» **What you have to do**: Make a verbatim copy of the entries below; pictures stay out.

[Extracted data entries]
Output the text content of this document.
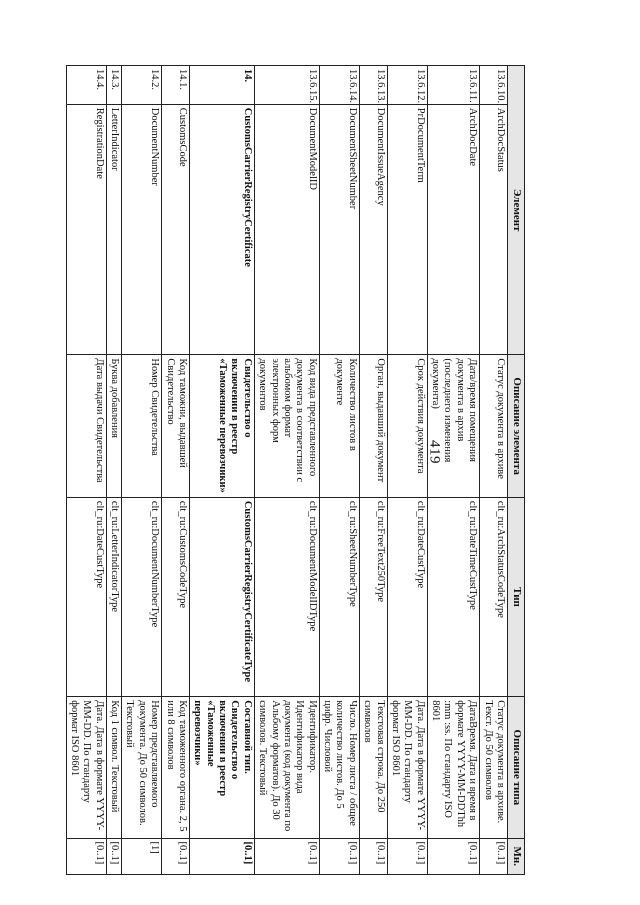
419
Элемент		Описание элемента	Тип	Описание типа	Мн.
13.6.10.	ArchDocStatus	Статус документа в архиве	clt_ru:ArchStatusCodeType	Статус документа в архиве. Текст. До 50 символов	[0..1]
13.6.11.	ArchDocDate	Дата/время помещения документа в архив (последнего изменения документа)	clt_ru:DateTimeCustType	ДатаВремя. Дата и время в формате YYYY-MM-DDThh :mm :ss. По стандарту ISO 8601	[0..1]
13.6.12.	PrDocumentTerm	Срок действия документа	clt_ru:DateCustType	Дата. Дата в формате YYYY-MM-DD. По стандарту формат ISO 8601	[0..1]
13.6.13.	DocumentIssueAgency	Орган, выдавший документ	clt_ru:FreeText250Type	Текстовая строка. До 250 символов	[0..1]
13.6.14.	DocumentSheetNumber	Количество листов в документе	clt_ru:SheetNumberType	Число. Номер листа / общее количество листов. До 5 цифр. Числовой	[0..1]
13.6.15.	DocumentModelID	Код вида представленного документа в соответствии с альбомом формат электронных форм документов	clt_ru:DocumentModelIDType	Идентификатор. Идентификатор вида документа (код документа по Альбому форматов). До 30 символов. Текстовый	[0..1]
14.	CustomsCarrierRegistryCertificate	Свидетельство о включении в реестр «Таможенные перевозчики»	CustomsCarrierRegistryCertificateType	Составной тип. Свидетельство о включении в реестр «Таможенные перевозчики»	[0..1]
14.1.	CustomsCode	Код таможни, выдавшей Свидетельство	clt_ru:CustomsCodeType	Код таможенного органа. 2, 5 или 8 символов	[0..1]
14.2.	DocumentNumber	Номер Свидетельства	clt_ru:DocumentNumberType	Номер представляемого документа. До 50 символов. Текстовый	[1]
14.3.	LetterIndicator	Буква добавления	clt_ru:LetterIndicatorType	Код 1 символ. Текстовый	[0..1]
14.4.	RegistrationDate	Дата выдачи Свидетельства	clt_ru:DateCustType	Дата. Дата в формате YYYY-MM-DD. По стандарту формат ISO 8601	[0..1]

» **Expected output**:
Output the text content of this document.
419
Элемент		Описание элемента	Тип	Описание типа	Мн.
13.6.10.	ArchDocStatus	Статус документа в архиве	clt_ru:ArchStatusCodeType	Статус документа в архиве. Текст. До 50 символов	[0..1]
13.6.11.	ArchDocDate	Дата/время помещения документа в архив (последнего изменения документа)	clt_ru:DateTimeCustType	ДатаВремя. Дата и время в формате YYYY-MM-DDThh :mm :ss. По стандарту ISO 8601	[0..1]
13.6.12.	PrDocumentTerm	Срок действия документа	clt_ru:DateCustType	Дата. Дата в формате YYYY-MM-DD. По стандарту формат ISO 8601	[0..1]
13.6.13.	DocumentIssueAgency	Орган, выдавший документ	clt_ru:FreeText250Type	Текстовая строка. До 250 символов	[0..1]
13.6.14.	DocumentSheetNumber	Количество листов в документе	clt_ru:SheetNumberType	Число. Номер листа / общее количество листов. До 5 цифр. Числовой	[0..1]
13.6.15.	DocumentModelID	Код вида представленного документа в соответствии с альбомом формат электронных форм документов	clt_ru:DocumentModelIDType	Идентификатор. Идентификатор вида документа (код документа по Альбому форматов). До 30 символов. Текстовый	[0..1]
14.	CustomsCarrierRegistryCertificate	Свидетельство о включении в реестр «Таможенные перевозчики»	CustomsCarrierRegistryCertificateType	Составной тип. Свидетельство о включении в реестр «Таможенные перевозчики»	[0..1]
14.1.	CustomsCode	Код таможни, выдавшей Свидетельство	clt_ru:CustomsCodeType	Код таможенного органа. 2, 5 или 8 символов	[0..1]
14.2.	DocumentNumber	Номер Свидетельства	clt_ru:DocumentNumberType	Номер представляемого документа. До 50 символов. Текстовый	[1]
14.3.	LetterIndicator	Буква добавления	clt_ru:LetterIndicatorType	Код 1 символ. Текстовый	[0..1]
14.4.	RegistrationDate	Дата выдачи Свидетельства	clt_ru:DateCustType	Дата. Дата в формате YYYY-MM-DD. По стандарту формат ISO 8601	[0..1]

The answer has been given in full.